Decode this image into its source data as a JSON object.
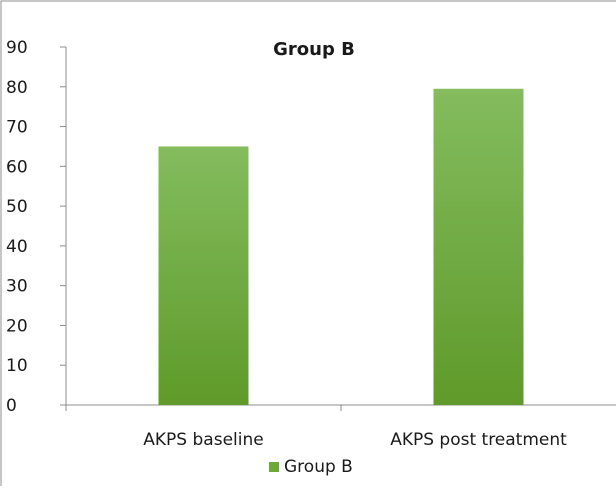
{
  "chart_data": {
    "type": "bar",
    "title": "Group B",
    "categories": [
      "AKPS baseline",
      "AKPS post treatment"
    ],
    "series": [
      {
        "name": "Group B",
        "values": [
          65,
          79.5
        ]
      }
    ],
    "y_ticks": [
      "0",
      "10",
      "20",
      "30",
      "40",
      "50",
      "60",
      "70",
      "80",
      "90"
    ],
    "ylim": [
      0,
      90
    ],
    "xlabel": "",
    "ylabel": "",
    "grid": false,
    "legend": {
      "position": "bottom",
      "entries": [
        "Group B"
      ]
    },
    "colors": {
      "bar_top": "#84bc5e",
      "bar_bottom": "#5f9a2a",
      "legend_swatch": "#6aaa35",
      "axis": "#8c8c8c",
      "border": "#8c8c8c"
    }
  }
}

##########

_What is required_
Leaving the pictures aside, transcribe the entire listing exactly.

_Full solution_
Decode this image into its source data as a JSON object.
{
  "chart_data": {
    "type": "bar",
    "title": "Group B",
    "categories": [
      "AKPS baseline",
      "AKPS post treatment"
    ],
    "series": [
      {
        "name": "Group B",
        "values": [
          65,
          79.5
        ]
      }
    ],
    "y_ticks": [
      "0",
      "10",
      "20",
      "30",
      "40",
      "50",
      "60",
      "70",
      "80",
      "90"
    ],
    "ylim": [
      0,
      90
    ],
    "xlabel": "",
    "ylabel": "",
    "grid": false,
    "legend": {
      "position": "bottom",
      "entries": [
        "Group B"
      ]
    },
    "colors": {
      "bar_top": "#84bc5e",
      "bar_bottom": "#5f9a2a",
      "legend_swatch": "#6aaa35",
      "axis": "#8c8c8c",
      "border": "#8c8c8c"
    }
  }
}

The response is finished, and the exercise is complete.